--- Written task ---
Print the entries below in their entirety, exactly as they are written.

--- Records supplied ---
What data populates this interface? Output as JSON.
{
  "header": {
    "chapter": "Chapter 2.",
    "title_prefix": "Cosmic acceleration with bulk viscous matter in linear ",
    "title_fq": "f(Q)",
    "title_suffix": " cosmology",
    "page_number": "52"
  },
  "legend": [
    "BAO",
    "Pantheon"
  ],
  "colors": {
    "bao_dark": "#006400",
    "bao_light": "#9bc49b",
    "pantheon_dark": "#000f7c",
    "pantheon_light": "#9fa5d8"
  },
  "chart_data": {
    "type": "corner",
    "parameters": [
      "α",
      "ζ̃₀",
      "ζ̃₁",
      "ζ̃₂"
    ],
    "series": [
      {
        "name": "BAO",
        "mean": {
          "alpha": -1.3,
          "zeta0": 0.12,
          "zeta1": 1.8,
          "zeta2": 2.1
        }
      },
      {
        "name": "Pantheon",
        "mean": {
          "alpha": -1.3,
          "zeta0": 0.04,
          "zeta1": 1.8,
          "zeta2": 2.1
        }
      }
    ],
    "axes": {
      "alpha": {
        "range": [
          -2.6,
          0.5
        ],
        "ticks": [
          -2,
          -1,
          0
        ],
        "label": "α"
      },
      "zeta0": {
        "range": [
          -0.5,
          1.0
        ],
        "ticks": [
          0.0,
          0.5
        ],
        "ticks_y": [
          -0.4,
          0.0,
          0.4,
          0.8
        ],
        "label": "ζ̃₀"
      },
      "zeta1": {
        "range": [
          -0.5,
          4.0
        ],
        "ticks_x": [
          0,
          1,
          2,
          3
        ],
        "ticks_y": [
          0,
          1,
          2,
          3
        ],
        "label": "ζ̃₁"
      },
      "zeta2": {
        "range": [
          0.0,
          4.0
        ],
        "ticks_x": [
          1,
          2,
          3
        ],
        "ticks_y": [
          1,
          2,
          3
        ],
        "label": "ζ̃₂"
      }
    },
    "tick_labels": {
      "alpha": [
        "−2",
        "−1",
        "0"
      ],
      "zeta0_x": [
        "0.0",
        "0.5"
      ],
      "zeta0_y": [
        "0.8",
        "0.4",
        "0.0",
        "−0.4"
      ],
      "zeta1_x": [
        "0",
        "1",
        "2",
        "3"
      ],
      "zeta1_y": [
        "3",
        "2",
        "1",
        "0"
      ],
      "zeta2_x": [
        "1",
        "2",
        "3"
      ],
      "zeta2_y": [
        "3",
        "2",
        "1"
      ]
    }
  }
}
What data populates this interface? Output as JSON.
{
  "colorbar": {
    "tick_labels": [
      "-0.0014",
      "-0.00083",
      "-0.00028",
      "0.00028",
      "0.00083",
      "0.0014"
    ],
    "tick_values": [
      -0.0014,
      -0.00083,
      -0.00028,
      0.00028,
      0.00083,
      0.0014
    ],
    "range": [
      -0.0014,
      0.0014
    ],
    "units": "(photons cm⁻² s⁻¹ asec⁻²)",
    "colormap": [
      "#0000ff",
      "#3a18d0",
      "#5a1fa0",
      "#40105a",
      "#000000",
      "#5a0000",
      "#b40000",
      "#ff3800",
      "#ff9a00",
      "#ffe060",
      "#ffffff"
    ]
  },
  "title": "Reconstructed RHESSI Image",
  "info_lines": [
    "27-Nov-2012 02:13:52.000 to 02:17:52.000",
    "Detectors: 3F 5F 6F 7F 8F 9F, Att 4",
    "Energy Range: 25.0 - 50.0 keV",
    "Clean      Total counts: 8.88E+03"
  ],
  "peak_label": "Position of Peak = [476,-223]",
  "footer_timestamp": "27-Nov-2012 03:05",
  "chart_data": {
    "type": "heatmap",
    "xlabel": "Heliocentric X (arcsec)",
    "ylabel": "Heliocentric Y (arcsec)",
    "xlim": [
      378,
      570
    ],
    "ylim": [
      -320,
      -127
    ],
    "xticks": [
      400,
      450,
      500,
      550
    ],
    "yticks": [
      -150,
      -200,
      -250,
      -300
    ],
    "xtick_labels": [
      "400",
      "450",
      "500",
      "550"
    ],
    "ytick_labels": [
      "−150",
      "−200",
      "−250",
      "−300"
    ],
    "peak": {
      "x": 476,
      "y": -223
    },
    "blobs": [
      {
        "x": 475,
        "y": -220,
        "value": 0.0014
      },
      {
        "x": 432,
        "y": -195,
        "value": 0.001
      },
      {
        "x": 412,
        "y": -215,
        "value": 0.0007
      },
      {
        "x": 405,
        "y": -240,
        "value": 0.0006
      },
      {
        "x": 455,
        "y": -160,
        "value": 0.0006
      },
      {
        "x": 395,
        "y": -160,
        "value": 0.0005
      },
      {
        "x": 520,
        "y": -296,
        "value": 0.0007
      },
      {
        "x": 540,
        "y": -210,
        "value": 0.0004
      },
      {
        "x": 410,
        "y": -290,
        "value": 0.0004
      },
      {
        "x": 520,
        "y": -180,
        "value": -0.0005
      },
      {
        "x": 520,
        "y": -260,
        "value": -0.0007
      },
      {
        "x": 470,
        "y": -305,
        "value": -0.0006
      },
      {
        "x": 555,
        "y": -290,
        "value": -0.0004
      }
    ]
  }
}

--- Result of this exercise ---
What data populates this interface? Output as JSON.
{
  "header": {
    "chapter": "Chapter 2.",
    "title_prefix": "Cosmic acceleration with bulk viscous matter in linear ",
    "title_fq": "f(Q)",
    "title_suffix": " cosmology",
    "page_number": "52"
  },
  "legend": [
    "BAO",
    "Pantheon"
  ],
  "colors": {
    "bao_dark": "#006400",
    "bao_light": "#9bc49b",
    "pantheon_dark": "#000f7c",
    "pantheon_light": "#9fa5d8"
  },
  "chart_data": {
    "type": "corner",
    "parameters": [
      "α",
      "ζ̃₀",
      "ζ̃₁",
      "ζ̃₂"
    ],
    "series": [
      {
        "name": "BAO",
        "mean": {
          "alpha": -1.3,
          "zeta0": 0.12,
          "zeta1": 1.8,
          "zeta2": 2.1
        }
      },
      {
        "name": "Pantheon",
        "mean": {
          "alpha": -1.3,
          "zeta0": 0.04,
          "zeta1": 1.8,
          "zeta2": 2.1
        }
      }
    ],
    "axes": {
      "alpha": {
        "range": [
          -2.6,
          0.5
        ],
        "ticks": [
          -2,
          -1,
          0
        ],
        "label": "α"
      },
      "zeta0": {
        "range": [
          -0.5,
          1.0
        ],
        "ticks": [
          0.0,
          0.5
        ],
        "ticks_y": [
          -0.4,
          0.0,
          0.4,
          0.8
        ],
        "label": "ζ̃₀"
      },
      "zeta1": {
        "range": [
          -0.5,
          4.0
        ],
        "ticks_x": [
          0,
          1,
          2,
          3
        ],
        "ticks_y": [
          0,
          1,
          2,
          3
        ],
        "label": "ζ̃₁"
      },
      "zeta2": {
        "range": [
          0.0,
          4.0
        ],
        "ticks_x": [
          1,
          2,
          3
        ],
        "ticks_y": [
          1,
          2,
          3
        ],
        "label": "ζ̃₂"
      }
    },
    "tick_labels": {
      "alpha": [
        "−2",
        "−1",
        "0"
      ],
      "zeta0_x": [
        "0.0",
        "0.5"
      ],
      "zeta0_y": [
        "0.8",
        "0.4",
        "0.0",
        "−0.4"
      ],
      "zeta1_x": [
        "0",
        "1",
        "2",
        "3"
      ],
      "zeta1_y": [
        "3",
        "2",
        "1",
        "0"
      ],
      "zeta2_x": [
        "1",
        "2",
        "3"
      ],
      "zeta2_y": [
        "3",
        "2",
        "1"
      ]
    }
  }
}
What data populates this interface? Output as JSON.
{
  "colorbar": {
    "tick_labels": [
      "-0.0014",
      "-0.00083",
      "-0.00028",
      "0.00028",
      "0.00083",
      "0.0014"
    ],
    "tick_values": [
      -0.0014,
      -0.00083,
      -0.00028,
      0.00028,
      0.00083,
      0.0014
    ],
    "range": [
      -0.0014,
      0.0014
    ],
    "units": "(photons cm⁻² s⁻¹ asec⁻²)",
    "colormap": [
      "#0000ff",
      "#3a18d0",
      "#5a1fa0",
      "#40105a",
      "#000000",
      "#5a0000",
      "#b40000",
      "#ff3800",
      "#ff9a00",
      "#ffe060",
      "#ffffff"
    ]
  },
  "title": "Reconstructed RHESSI Image",
  "info_lines": [
    "27-Nov-2012 02:13:52.000 to 02:17:52.000",
    "Detectors: 3F 5F 6F 7F 8F 9F, Att 4",
    "Energy Range: 25.0 - 50.0 keV",
    "Clean      Total counts: 8.88E+03"
  ],
  "peak_label": "Position of Peak = [476,-223]",
  "footer_timestamp": "27-Nov-2012 03:05",
  "chart_data": {
    "type": "heatmap",
    "xlabel": "Heliocentric X (arcsec)",
    "ylabel": "Heliocentric Y (arcsec)",
    "xlim": [
      378,
      570
    ],
    "ylim": [
      -320,
      -127
    ],
    "xticks": [
      400,
      450,
      500,
      550
    ],
    "yticks": [
      -150,
      -200,
      -250,
      -300
    ],
    "xtick_labels": [
      "400",
      "450",
      "500",
      "550"
    ],
    "ytick_labels": [
      "−150",
      "−200",
      "−250",
      "−300"
    ],
    "peak": {
      "x": 476,
      "y": -223
    },
    "blobs": [
      {
        "x": 475,
        "y": -220,
        "value": 0.0014
      },
      {
        "x": 432,
        "y": -195,
        "value": 0.001
      },
      {
        "x": 412,
        "y": -215,
        "value": 0.0007
      },
      {
        "x": 405,
        "y": -240,
        "value": 0.0006
      },
      {
        "x": 455,
        "y": -160,
        "value": 0.0006
      },
      {
        "x": 395,
        "y": -160,
        "value": 0.0005
      },
      {
        "x": 520,
        "y": -296,
        "value": 0.0007
      },
      {
        "x": 540,
        "y": -210,
        "value": 0.0004
      },
      {
        "x": 410,
        "y": -290,
        "value": 0.0004
      },
      {
        "x": 520,
        "y": -180,
        "value": -0.0005
      },
      {
        "x": 520,
        "y": -260,
        "value": -0.0007
      },
      {
        "x": 470,
        "y": -305,
        "value": -0.0006
      },
      {
        "x": 555,
        "y": -290,
        "value": -0.0004
      }
    ]
  }
}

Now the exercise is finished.